Exercise directions: Could you write out every record below exactly, leaving out any pictures?

Extracted records
┄┄┄┄┄┄┄┄┄┄

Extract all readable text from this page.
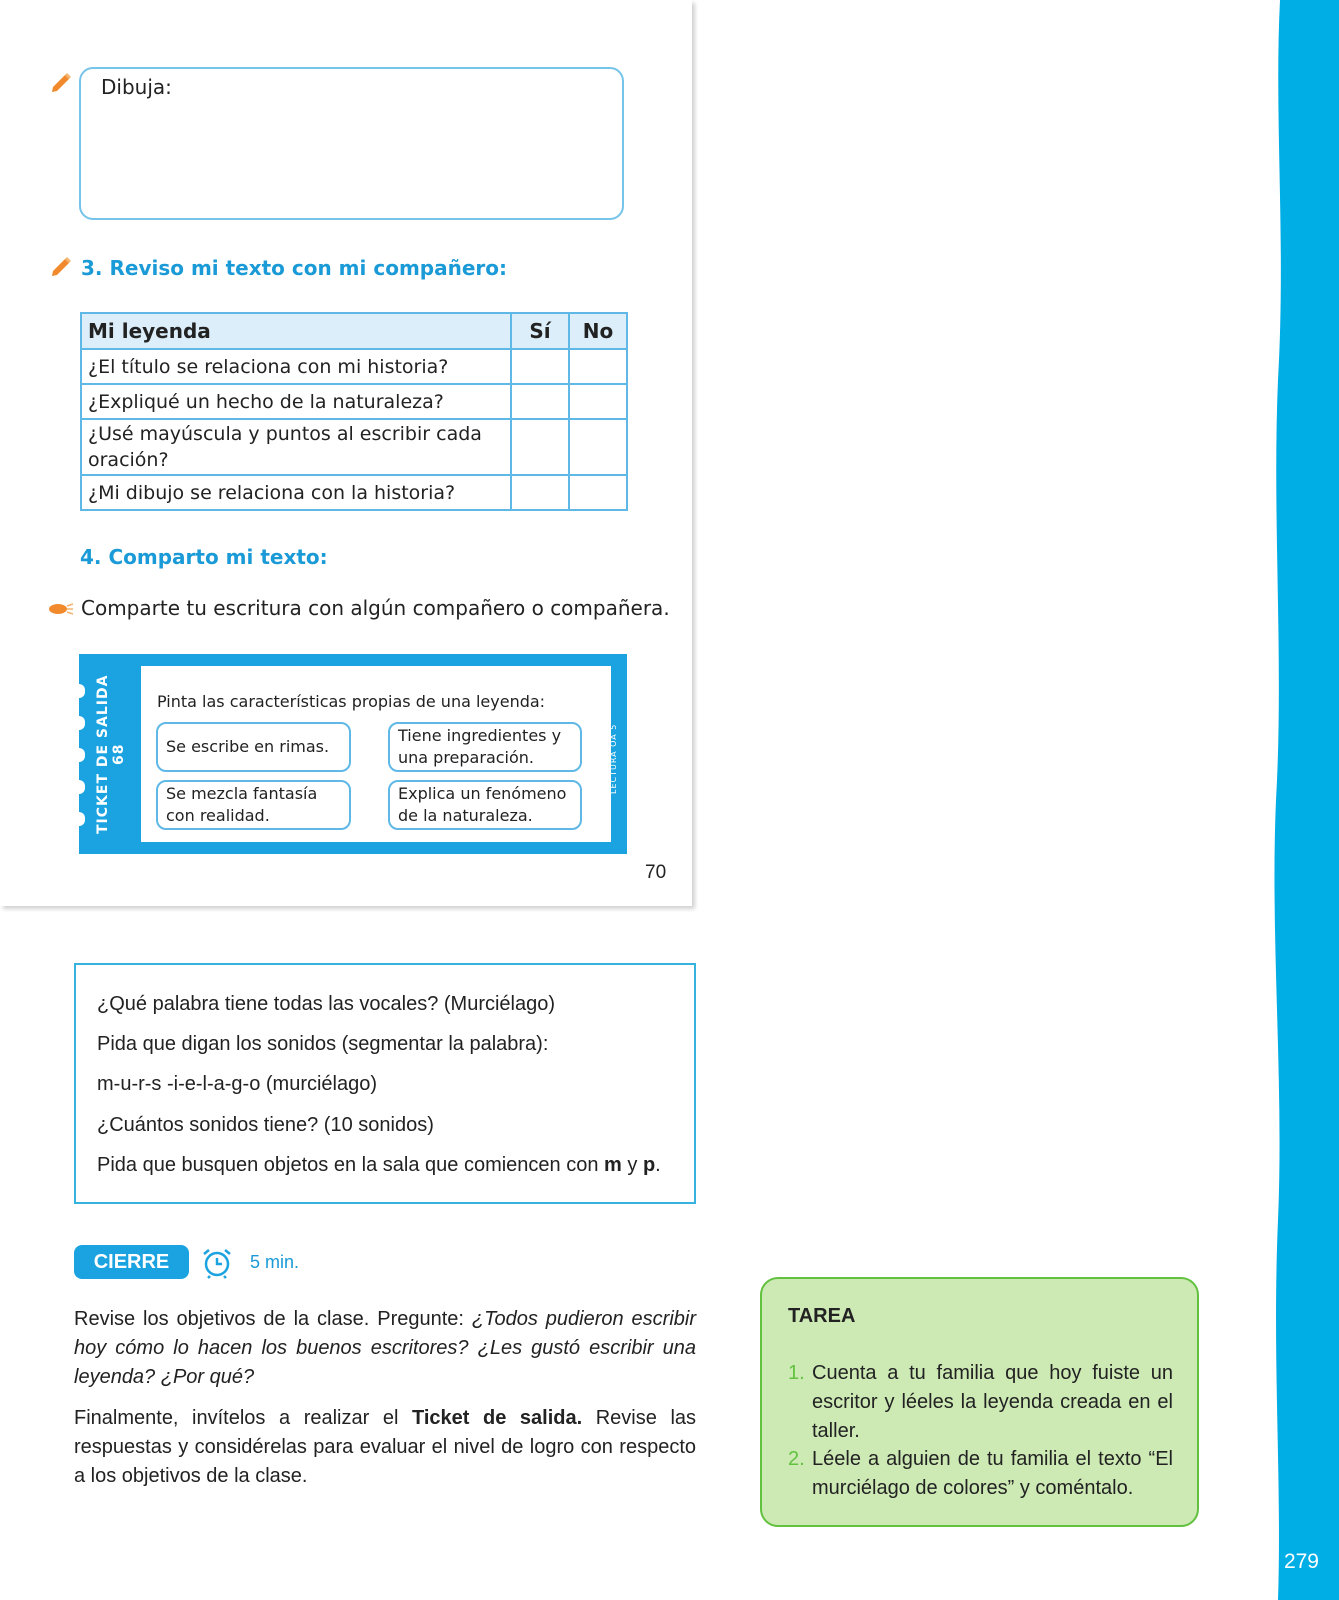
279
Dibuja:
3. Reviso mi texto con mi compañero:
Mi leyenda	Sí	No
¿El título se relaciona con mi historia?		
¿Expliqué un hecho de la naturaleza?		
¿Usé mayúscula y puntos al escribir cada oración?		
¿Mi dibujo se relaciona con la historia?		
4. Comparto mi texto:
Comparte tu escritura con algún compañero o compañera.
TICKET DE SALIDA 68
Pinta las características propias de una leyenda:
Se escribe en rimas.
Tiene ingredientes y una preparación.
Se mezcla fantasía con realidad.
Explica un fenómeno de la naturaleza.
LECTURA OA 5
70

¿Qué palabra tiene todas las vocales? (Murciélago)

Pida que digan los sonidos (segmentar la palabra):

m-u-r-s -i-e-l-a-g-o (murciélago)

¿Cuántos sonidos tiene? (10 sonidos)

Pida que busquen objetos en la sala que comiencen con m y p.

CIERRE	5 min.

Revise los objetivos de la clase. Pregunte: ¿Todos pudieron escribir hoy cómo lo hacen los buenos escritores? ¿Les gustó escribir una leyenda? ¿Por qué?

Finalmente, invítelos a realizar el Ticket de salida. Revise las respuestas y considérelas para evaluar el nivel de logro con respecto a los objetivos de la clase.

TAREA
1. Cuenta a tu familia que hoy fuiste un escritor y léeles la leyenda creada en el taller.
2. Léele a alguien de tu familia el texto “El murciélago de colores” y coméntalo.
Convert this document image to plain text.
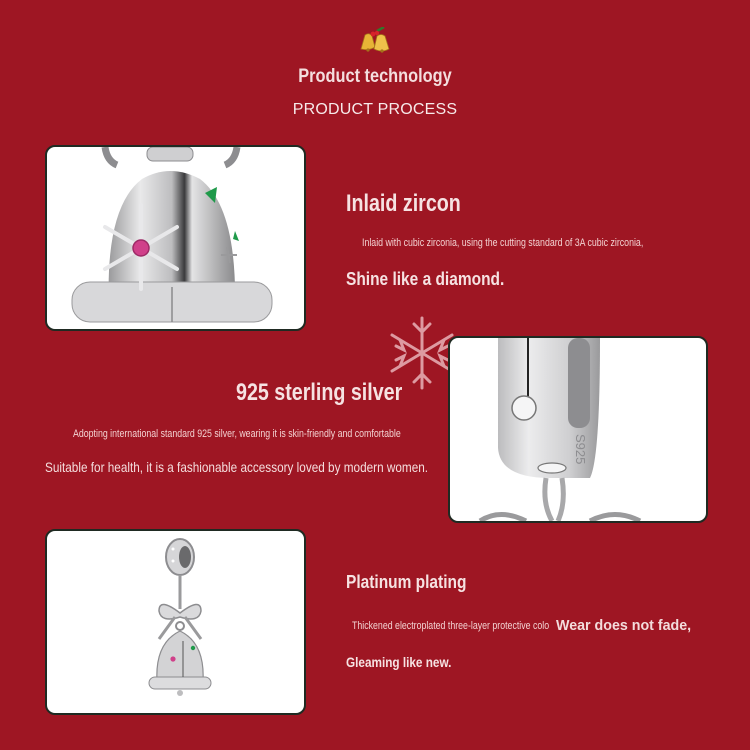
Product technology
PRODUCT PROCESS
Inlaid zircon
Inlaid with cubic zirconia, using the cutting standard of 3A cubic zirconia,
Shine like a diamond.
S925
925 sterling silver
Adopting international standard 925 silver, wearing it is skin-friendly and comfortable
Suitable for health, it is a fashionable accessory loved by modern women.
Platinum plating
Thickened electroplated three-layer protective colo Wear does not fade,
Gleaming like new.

┄┄┄┄┄┄┄┄┄┄

Problem solution:
Extract all readable text from this page.
279
Dibuja:
3. Reviso mi texto con mi compañero:
Mi leyenda	Sí	No
¿El título se relaciona con mi historia?		
¿Expliqué un hecho de la naturaleza?		
¿Usé mayúscula y puntos al escribir cada oración?		
¿Mi dibujo se relaciona con la historia?		
4. Comparto mi texto:
Comparte tu escritura con algún compañero o compañera.
TICKET DE SALIDA 68
Pinta las características propias de una leyenda:
Se escribe en rimas.
Tiene ingredientes y una preparación.
Se mezcla fantasía con realidad.
Explica un fenómeno de la naturaleza.
LECTURA OA 5
70

¿Qué palabra tiene todas las vocales? (Murciélago)

Pida que digan los sonidos (segmentar la palabra):

m-u-r-s -i-e-l-a-g-o (murciélago)

¿Cuántos sonidos tiene? (10 sonidos)

Pida que busquen objetos en la sala que comiencen con m y p.

CIERRE	5 min.

Revise los objetivos de la clase. Pregunte: ¿Todos pudieron escribir hoy cómo lo hacen los buenos escritores? ¿Les gustó escribir una leyenda? ¿Por qué?

Finalmente, invítelos a realizar el Ticket de salida. Revise las respuestas y considérelas para evaluar el nivel de logro con respecto a los objetivos de la clase.

TAREA
1. Cuenta a tu familia que hoy fuiste un escritor y léeles la leyenda creada en el taller.
2. Léele a alguien de tu familia el texto “El murciélago de colores” y coméntalo.
Convert this document image to plain text.
Product technology
PRODUCT PROCESS
Inlaid zircon
Inlaid with cubic zirconia, using the cutting standard of 3A cubic zirconia,
Shine like a diamond.
S925
925 sterling silver
Adopting international standard 925 silver, wearing it is skin-friendly and comfortable
Suitable for health, it is a fashionable accessory loved by modern women.
Platinum plating
Thickened electroplated three-layer protective colo Wear does not fade,
Gleaming like new.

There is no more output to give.